You are to retype all of the data exactly as it appears.
══════
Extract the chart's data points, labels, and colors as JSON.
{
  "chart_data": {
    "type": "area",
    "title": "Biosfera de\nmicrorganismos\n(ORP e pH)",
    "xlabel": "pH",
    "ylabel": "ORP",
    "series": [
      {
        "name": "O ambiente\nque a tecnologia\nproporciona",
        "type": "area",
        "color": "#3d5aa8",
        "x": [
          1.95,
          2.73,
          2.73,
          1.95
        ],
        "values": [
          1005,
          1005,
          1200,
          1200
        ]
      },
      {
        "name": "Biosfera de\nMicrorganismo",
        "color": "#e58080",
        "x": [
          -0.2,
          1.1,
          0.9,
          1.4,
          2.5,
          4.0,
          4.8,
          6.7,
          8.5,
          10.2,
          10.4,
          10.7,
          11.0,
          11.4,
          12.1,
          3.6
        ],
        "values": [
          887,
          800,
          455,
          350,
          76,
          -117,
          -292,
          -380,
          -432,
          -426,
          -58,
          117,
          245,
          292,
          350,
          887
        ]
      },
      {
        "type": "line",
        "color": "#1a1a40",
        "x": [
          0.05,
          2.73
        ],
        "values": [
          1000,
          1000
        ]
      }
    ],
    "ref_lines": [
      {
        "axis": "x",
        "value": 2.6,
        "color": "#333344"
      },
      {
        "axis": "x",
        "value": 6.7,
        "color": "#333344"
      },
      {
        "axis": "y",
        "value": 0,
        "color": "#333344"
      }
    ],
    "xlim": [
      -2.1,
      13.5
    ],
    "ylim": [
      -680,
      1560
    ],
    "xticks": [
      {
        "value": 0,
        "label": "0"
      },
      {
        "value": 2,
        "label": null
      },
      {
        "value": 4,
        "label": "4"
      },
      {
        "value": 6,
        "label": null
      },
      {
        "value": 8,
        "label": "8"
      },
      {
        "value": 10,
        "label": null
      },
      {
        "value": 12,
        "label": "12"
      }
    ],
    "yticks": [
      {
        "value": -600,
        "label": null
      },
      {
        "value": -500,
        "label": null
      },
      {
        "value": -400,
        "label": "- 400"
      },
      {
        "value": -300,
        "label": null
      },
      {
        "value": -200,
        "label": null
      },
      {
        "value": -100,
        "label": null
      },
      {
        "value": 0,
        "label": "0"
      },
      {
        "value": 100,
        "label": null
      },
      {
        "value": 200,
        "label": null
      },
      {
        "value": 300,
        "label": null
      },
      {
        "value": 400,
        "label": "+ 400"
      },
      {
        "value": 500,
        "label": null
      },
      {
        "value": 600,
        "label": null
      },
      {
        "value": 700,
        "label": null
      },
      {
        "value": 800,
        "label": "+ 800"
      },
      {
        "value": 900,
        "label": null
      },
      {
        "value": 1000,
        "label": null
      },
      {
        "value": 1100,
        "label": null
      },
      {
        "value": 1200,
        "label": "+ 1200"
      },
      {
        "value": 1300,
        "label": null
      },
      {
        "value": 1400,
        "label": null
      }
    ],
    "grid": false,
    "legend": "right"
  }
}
══════
→ Exercise solution
Extract the chart's data points, labels, and colors as JSON.
{
  "chart_data": {
    "type": "area",
    "title": "Biosfera de\nmicrorganismos\n(ORP e pH)",
    "xlabel": "pH",
    "ylabel": "ORP",
    "series": [
      {
        "name": "O ambiente\nque a tecnologia\nproporciona",
        "type": "area",
        "color": "#3d5aa8",
        "x": [
          1.95,
          2.73,
          2.73,
          1.95
        ],
        "values": [
          1005,
          1005,
          1200,
          1200
        ]
      },
      {
        "name": "Biosfera de\nMicrorganismo",
        "color": "#e58080",
        "x": [
          -0.2,
          1.1,
          0.9,
          1.4,
          2.5,
          4.0,
          4.8,
          6.7,
          8.5,
          10.2,
          10.4,
          10.7,
          11.0,
          11.4,
          12.1,
          3.6
        ],
        "values": [
          887,
          800,
          455,
          350,
          76,
          -117,
          -292,
          -380,
          -432,
          -426,
          -58,
          117,
          245,
          292,
          350,
          887
        ]
      },
      {
        "type": "line",
        "color": "#1a1a40",
        "x": [
          0.05,
          2.73
        ],
        "values": [
          1000,
          1000
        ]
      }
    ],
    "ref_lines": [
      {
        "axis": "x",
        "value": 2.6,
        "color": "#333344"
      },
      {
        "axis": "x",
        "value": 6.7,
        "color": "#333344"
      },
      {
        "axis": "y",
        "value": 0,
        "color": "#333344"
      }
    ],
    "xlim": [
      -2.1,
      13.5
    ],
    "ylim": [
      -680,
      1560
    ],
    "xticks": [
      {
        "value": 0,
        "label": "0"
      },
      {
        "value": 2,
        "label": null
      },
      {
        "value": 4,
        "label": "4"
      },
      {
        "value": 6,
        "label": null
      },
      {
        "value": 8,
        "label": "8"
      },
      {
        "value": 10,
        "label": null
      },
      {
        "value": 12,
        "label": "12"
      }
    ],
    "yticks": [
      {
        "value": -600,
        "label": null
      },
      {
        "value": -500,
        "label": null
      },
      {
        "value": -400,
        "label": "- 400"
      },
      {
        "value": -300,
        "label": null
      },
      {
        "value": -200,
        "label": null
      },
      {
        "value": -100,
        "label": null
      },
      {
        "value": 0,
        "label": "0"
      },
      {
        "value": 100,
        "label": null
      },
      {
        "value": 200,
        "label": null
      },
      {
        "value": 300,
        "label": null
      },
      {
        "value": 400,
        "label": "+ 400"
      },
      {
        "value": 500,
        "label": null
      },
      {
        "value": 600,
        "label": null
      },
      {
        "value": 700,
        "label": null
      },
      {
        "value": 800,
        "label": "+ 800"
      },
      {
        "value": 900,
        "label": null
      },
      {
        "value": 1000,
        "label": null
      },
      {
        "value": 1100,
        "label": null
      },
      {
        "value": 1200,
        "label": "+ 1200"
      },
      {
        "value": 1300,
        "label": null
      },
      {
        "value": 1400,
        "label": null
      }
    ],
    "grid": false,
    "legend": "right"
  }
}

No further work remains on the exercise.